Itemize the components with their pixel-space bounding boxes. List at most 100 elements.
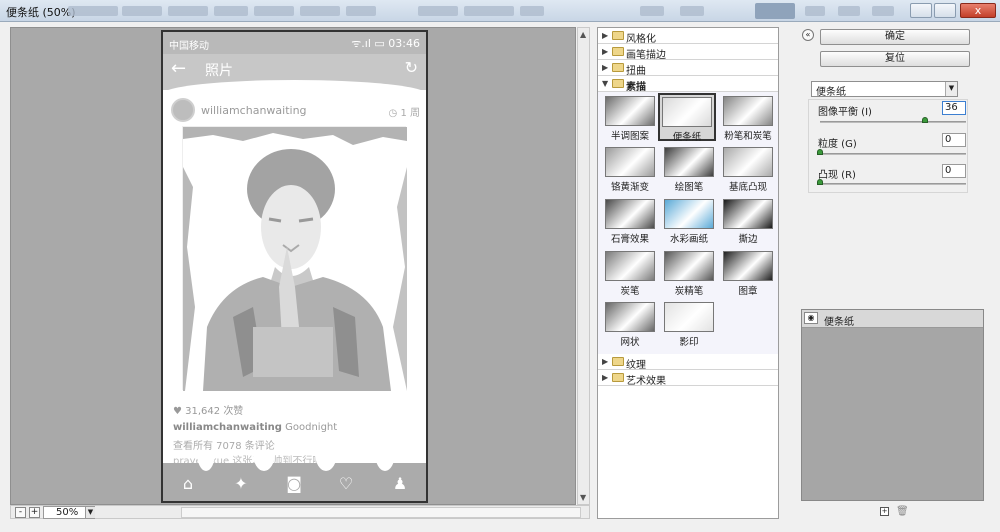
filter-thumbnail-selected[interactable]: 便条纸 bbox=[658, 93, 716, 143]
avatar bbox=[171, 98, 195, 122]
folder-icon bbox=[612, 47, 624, 56]
toolbar-button[interactable] bbox=[418, 6, 458, 16]
collapse-arrow-icon[interactable]: ▼ bbox=[602, 79, 608, 88]
image-balance-slider[interactable] bbox=[820, 121, 966, 123]
window-title-bar: 便条纸 (50%) x bbox=[0, 0, 1000, 22]
zoom-out-button[interactable]: - bbox=[15, 507, 26, 518]
filter-thumbnail[interactable]: 炭笔 bbox=[601, 249, 659, 297]
graininess-slider-thumb[interactable] bbox=[817, 149, 823, 155]
toolbar-button[interactable] bbox=[520, 6, 544, 16]
zoom-in-button[interactable]: + bbox=[29, 507, 40, 518]
toolbar-button[interactable] bbox=[680, 6, 704, 16]
filter-select[interactable]: 便条纸 ▼ bbox=[811, 81, 958, 98]
toolbar-button[interactable] bbox=[168, 6, 208, 16]
category-brush-strokes[interactable]: ▶ 画笔描边 bbox=[598, 44, 778, 61]
filter-gallery: ▶ 风格化 ▶ 画笔描边 ▶ 扭曲 ▼ 素描 半调图案 便条纸 粉笔和炭笔 铬黄渐变 绘… bbox=[597, 27, 779, 519]
filter-thumbnail[interactable]: 铬黄渐变 bbox=[601, 145, 659, 193]
toolbar-button[interactable] bbox=[805, 6, 825, 16]
new-effect-layer-icon[interactable]: + bbox=[880, 507, 889, 516]
category-texture[interactable]: ▶ 纹理 bbox=[598, 354, 778, 371]
folder-icon bbox=[612, 357, 624, 366]
filter-thumbnail[interactable]: 绘图笔 bbox=[660, 145, 718, 193]
folder-icon bbox=[612, 31, 624, 40]
category-distort[interactable]: ▶ 扭曲 bbox=[598, 60, 778, 77]
category-artistic[interactable]: ▶ 艺术效果 bbox=[598, 370, 778, 387]
graininess-slider[interactable] bbox=[820, 153, 966, 155]
phone-tab-bar: ⌂ ✦ ◙ ♡ ♟ bbox=[163, 453, 426, 501]
filter-thumbnail[interactable]: 撕边 bbox=[719, 197, 777, 245]
filter-thumbnail[interactable]: 水彩画纸 bbox=[660, 197, 718, 245]
expand-arrow-icon[interactable]: ▶ bbox=[602, 31, 608, 40]
folder-icon bbox=[612, 373, 624, 382]
toolbar-button[interactable] bbox=[872, 6, 894, 16]
camera-icon: ◙ bbox=[286, 474, 302, 493]
minimize-button[interactable] bbox=[910, 3, 932, 18]
phone-status-bar: 中国移动 ᯤ.ıl ▭ 03:46 bbox=[163, 32, 426, 54]
carrier-label: 中国移动 bbox=[169, 41, 209, 52]
toolbar-highlight-button[interactable] bbox=[755, 3, 795, 19]
view-all-comments-link: 查看所有 7078 条评论 bbox=[173, 441, 275, 452]
sketch-portrait-image bbox=[183, 127, 407, 391]
relief-slider[interactable] bbox=[820, 183, 966, 185]
caption-text: Goodnight bbox=[281, 422, 338, 433]
filter-thumbnail[interactable]: 影印 bbox=[660, 300, 718, 348]
scroll-up-icon[interactable]: ▲ bbox=[580, 30, 586, 39]
toolbar-button[interactable] bbox=[640, 6, 664, 16]
canvas-zoom-bar: - + 50% ▼ bbox=[10, 505, 590, 519]
filter-thumbnail[interactable]: 基底凸现 bbox=[719, 145, 777, 193]
post-photo bbox=[182, 126, 407, 391]
canvas-vertical-scrollbar[interactable]: ▲ ▼ bbox=[577, 27, 590, 505]
toolbar-button[interactable] bbox=[464, 6, 514, 16]
trash-icon[interactable]: 🗑 bbox=[896, 507, 909, 517]
canvas-horizontal-scrollbar[interactable] bbox=[181, 507, 581, 518]
relief-slider-thumb[interactable] bbox=[817, 179, 823, 185]
filter-thumbnail[interactable]: 炭精笔 bbox=[660, 249, 718, 297]
chevron-down-icon[interactable]: ▼ bbox=[85, 507, 95, 518]
category-stylize[interactable]: ▶ 风格化 bbox=[598, 28, 778, 45]
toolbar-button[interactable] bbox=[68, 6, 118, 16]
toolbar-button[interactable] bbox=[838, 6, 860, 16]
collapse-gallery-icon[interactable]: « bbox=[802, 29, 814, 41]
graininess-input[interactable]: 0 bbox=[942, 133, 966, 147]
expand-arrow-icon[interactable]: ▶ bbox=[602, 357, 608, 366]
image-balance-slider-thumb[interactable] bbox=[922, 117, 929, 123]
toolbar-button[interactable] bbox=[346, 6, 376, 16]
post-header: williamchanwaiting ◷ 1 周 bbox=[163, 92, 426, 126]
filter-thumbnail[interactable]: 图章 bbox=[719, 249, 777, 297]
effect-layers-panel: ◉ 便条纸 bbox=[801, 309, 984, 501]
filter-thumbnail[interactable]: 网状 bbox=[601, 300, 659, 348]
eye-icon[interactable]: ◉ bbox=[804, 312, 818, 324]
header-title: 照片 bbox=[205, 63, 233, 79]
filter-thumbnail[interactable]: 石膏效果 bbox=[601, 197, 659, 245]
refresh-icon: ↻ bbox=[404, 58, 418, 77]
expand-arrow-icon[interactable]: ▶ bbox=[602, 63, 608, 72]
reset-button[interactable]: 复位 bbox=[820, 51, 970, 67]
close-button[interactable]: x bbox=[960, 3, 996, 18]
filter-thumbnail[interactable]: 粉笔和炭笔 bbox=[719, 94, 777, 142]
maximize-button[interactable] bbox=[934, 3, 956, 18]
scroll-down-icon[interactable]: ▼ bbox=[580, 493, 586, 502]
phone-screenshot-preview: 中国移动 ᯤ.ıl ▭ 03:46 ← 照片 ↻ williamchanwait… bbox=[161, 30, 428, 503]
home-icon: ⌂ bbox=[182, 474, 194, 493]
toolbar-button[interactable] bbox=[122, 6, 162, 16]
expand-arrow-icon[interactable]: ▶ bbox=[602, 47, 608, 56]
post-time: ◷ 1 周 bbox=[388, 108, 420, 119]
ok-button[interactable]: 确定 bbox=[820, 29, 970, 45]
toolbar-button[interactable] bbox=[214, 6, 248, 16]
post-username: williamchanwaiting bbox=[201, 104, 307, 117]
chevron-down-icon[interactable]: ▼ bbox=[945, 82, 957, 96]
window-title: 便条纸 (50%) bbox=[6, 6, 76, 19]
graininess-label: 粒度 (G) bbox=[818, 139, 857, 150]
likes-count: ♥ 31,642 次赞 bbox=[173, 406, 244, 417]
image-balance-input[interactable]: 36 bbox=[942, 101, 966, 115]
filter-select-value: 便条纸 bbox=[816, 87, 846, 98]
toolbar-button[interactable] bbox=[300, 6, 340, 16]
effect-layer-row[interactable]: ◉ 便条纸 bbox=[802, 310, 983, 328]
toolbar-button[interactable] bbox=[254, 6, 294, 16]
image-balance-label: 图像平衡 (I) bbox=[818, 107, 872, 118]
category-sketch[interactable]: ▼ 素描 bbox=[598, 76, 778, 93]
expand-arrow-icon[interactable]: ▶ bbox=[602, 373, 608, 382]
phone-app-header: ← 照片 ↻ bbox=[163, 54, 426, 94]
relief-input[interactable]: 0 bbox=[942, 164, 966, 178]
filter-thumbnail[interactable]: 半调图案 bbox=[601, 94, 659, 142]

------------------------

Exercise
Please reproduce every row above word for word, leaving the pictures out of your answer.

Exercise solution
Itemize the components with their pixel-space bounding boxes. List at most 100 elements.
filter-thumbnail-selected[interactable]: 便条纸 bbox=[658, 93, 716, 143]
avatar bbox=[171, 98, 195, 122]
folder-icon bbox=[612, 47, 624, 56]
toolbar-button[interactable] bbox=[418, 6, 458, 16]
collapse-arrow-icon[interactable]: ▼ bbox=[602, 79, 608, 88]
image-balance-slider[interactable] bbox=[820, 121, 966, 123]
window-title-bar: 便条纸 (50%) x bbox=[0, 0, 1000, 22]
zoom-out-button[interactable]: - bbox=[15, 507, 26, 518]
filter-thumbnail[interactable]: 炭笔 bbox=[601, 249, 659, 297]
graininess-slider-thumb[interactable] bbox=[817, 149, 823, 155]
toolbar-button[interactable] bbox=[520, 6, 544, 16]
zoom-in-button[interactable]: + bbox=[29, 507, 40, 518]
toolbar-button[interactable] bbox=[680, 6, 704, 16]
filter-select[interactable]: 便条纸 ▼ bbox=[811, 81, 958, 98]
toolbar-button[interactable] bbox=[168, 6, 208, 16]
category-brush-strokes[interactable]: ▶ 画笔描边 bbox=[598, 44, 778, 61]
filter-gallery: ▶ 风格化 ▶ 画笔描边 ▶ 扭曲 ▼ 素描 半调图案 便条纸 粉笔和炭笔 铬黄渐变 绘… bbox=[597, 27, 779, 519]
filter-thumbnail[interactable]: 铬黄渐变 bbox=[601, 145, 659, 193]
toolbar-button[interactable] bbox=[805, 6, 825, 16]
new-effect-layer-icon[interactable]: + bbox=[880, 507, 889, 516]
category-texture[interactable]: ▶ 纹理 bbox=[598, 354, 778, 371]
folder-icon bbox=[612, 357, 624, 366]
filter-thumbnail[interactable]: 绘图笔 bbox=[660, 145, 718, 193]
folder-icon bbox=[612, 31, 624, 40]
category-distort[interactable]: ▶ 扭曲 bbox=[598, 60, 778, 77]
category-artistic[interactable]: ▶ 艺术效果 bbox=[598, 370, 778, 387]
graininess-slider[interactable] bbox=[820, 153, 966, 155]
phone-tab-bar: ⌂ ✦ ◙ ♡ ♟ bbox=[163, 453, 426, 501]
filter-thumbnail[interactable]: 撕边 bbox=[719, 197, 777, 245]
filter-thumbnail[interactable]: 水彩画纸 bbox=[660, 197, 718, 245]
expand-arrow-icon[interactable]: ▶ bbox=[602, 31, 608, 40]
folder-icon bbox=[612, 373, 624, 382]
toolbar-button[interactable] bbox=[872, 6, 894, 16]
camera-icon: ◙ bbox=[286, 474, 302, 493]
minimize-button[interactable] bbox=[910, 3, 932, 18]
phone-status-bar: 中国移动 ᯤ.ıl ▭ 03:46 bbox=[163, 32, 426, 54]
carrier-label: 中国移动 bbox=[169, 41, 209, 52]
toolbar-highlight-button[interactable] bbox=[755, 3, 795, 19]
view-all-comments-link: 查看所有 7078 条评论 bbox=[173, 441, 275, 452]
sketch-portrait-image bbox=[183, 127, 407, 391]
relief-slider[interactable] bbox=[820, 183, 966, 185]
caption-text: Goodnight bbox=[281, 422, 338, 433]
filter-thumbnail[interactable]: 影印 bbox=[660, 300, 718, 348]
scroll-up-icon[interactable]: ▲ bbox=[580, 30, 586, 39]
toolbar-button[interactable] bbox=[640, 6, 664, 16]
canvas-zoom-bar: - + 50% ▼ bbox=[10, 505, 590, 519]
filter-thumbnail[interactable]: 基底凸现 bbox=[719, 145, 777, 193]
post-photo bbox=[182, 126, 407, 391]
canvas-vertical-scrollbar[interactable]: ▲ ▼ bbox=[577, 27, 590, 505]
toolbar-button[interactable] bbox=[464, 6, 514, 16]
trash-icon[interactable]: 🗑 bbox=[896, 507, 909, 517]
canvas-horizontal-scrollbar[interactable] bbox=[181, 507, 581, 518]
relief-slider-thumb[interactable] bbox=[817, 179, 823, 185]
filter-thumbnail[interactable]: 炭精笔 bbox=[660, 249, 718, 297]
chevron-down-icon[interactable]: ▼ bbox=[85, 507, 95, 518]
category-stylize[interactable]: ▶ 风格化 bbox=[598, 28, 778, 45]
toolbar-button[interactable] bbox=[68, 6, 118, 16]
toolbar-button[interactable] bbox=[838, 6, 860, 16]
collapse-gallery-icon[interactable]: « bbox=[802, 29, 814, 41]
graininess-input[interactable]: 0 bbox=[942, 133, 966, 147]
expand-arrow-icon[interactable]: ▶ bbox=[602, 357, 608, 366]
image-balance-slider-thumb[interactable] bbox=[922, 117, 929, 123]
toolbar-button[interactable] bbox=[346, 6, 376, 16]
post-header: williamchanwaiting ◷ 1 周 bbox=[163, 92, 426, 126]
filter-thumbnail[interactable]: 图章 bbox=[719, 249, 777, 297]
effect-layers-panel: ◉ 便条纸 bbox=[801, 309, 984, 501]
filter-thumbnail[interactable]: 网状 bbox=[601, 300, 659, 348]
eye-icon[interactable]: ◉ bbox=[804, 312, 818, 324]
header-title: 照片 bbox=[205, 63, 233, 79]
filter-thumbnail[interactable]: 石膏效果 bbox=[601, 197, 659, 245]
refresh-icon: ↻ bbox=[404, 58, 418, 77]
expand-arrow-icon[interactable]: ▶ bbox=[602, 63, 608, 72]
reset-button[interactable]: 复位 bbox=[820, 51, 970, 67]
close-button[interactable]: x bbox=[960, 3, 996, 18]
filter-thumbnail[interactable]: 粉笔和炭笔 bbox=[719, 94, 777, 142]
maximize-button[interactable] bbox=[934, 3, 956, 18]
scroll-down-icon[interactable]: ▼ bbox=[580, 493, 586, 502]
phone-screenshot-preview: 中国移动 ᯤ.ıl ▭ 03:46 ← 照片 ↻ williamchanwait… bbox=[161, 30, 428, 503]
home-icon: ⌂ bbox=[182, 474, 194, 493]
toolbar-button[interactable] bbox=[122, 6, 162, 16]
expand-arrow-icon[interactable]: ▶ bbox=[602, 47, 608, 56]
post-time: ◷ 1 周 bbox=[388, 108, 420, 119]
ok-button[interactable]: 确定 bbox=[820, 29, 970, 45]
toolbar-button[interactable] bbox=[214, 6, 248, 16]
post-username: williamchanwaiting bbox=[201, 104, 307, 117]
chevron-down-icon[interactable]: ▼ bbox=[945, 82, 957, 96]
window-title: 便条纸 (50%) bbox=[6, 6, 76, 19]
graininess-label: 粒度 (G) bbox=[818, 139, 857, 150]
likes-count: ♥ 31,642 次赞 bbox=[173, 406, 244, 417]
image-balance-input[interactable]: 36 bbox=[942, 101, 966, 115]
filter-select-value: 便条纸 bbox=[816, 87, 846, 98]
toolbar-button[interactable] bbox=[300, 6, 340, 16]
effect-layer-row[interactable]: ◉ 便条纸 bbox=[802, 310, 983, 328]
toolbar-button[interactable] bbox=[254, 6, 294, 16]
image-balance-label: 图像平衡 (I) bbox=[818, 107, 872, 118]
category-sketch[interactable]: ▼ 素描 bbox=[598, 76, 778, 93]
expand-arrow-icon[interactable]: ▶ bbox=[602, 373, 608, 382]
phone-app-header: ← 照片 ↻ bbox=[163, 54, 426, 94]
relief-input[interactable]: 0 bbox=[942, 164, 966, 178]
filter-thumbnail[interactable]: 半调图案 bbox=[601, 94, 659, 142]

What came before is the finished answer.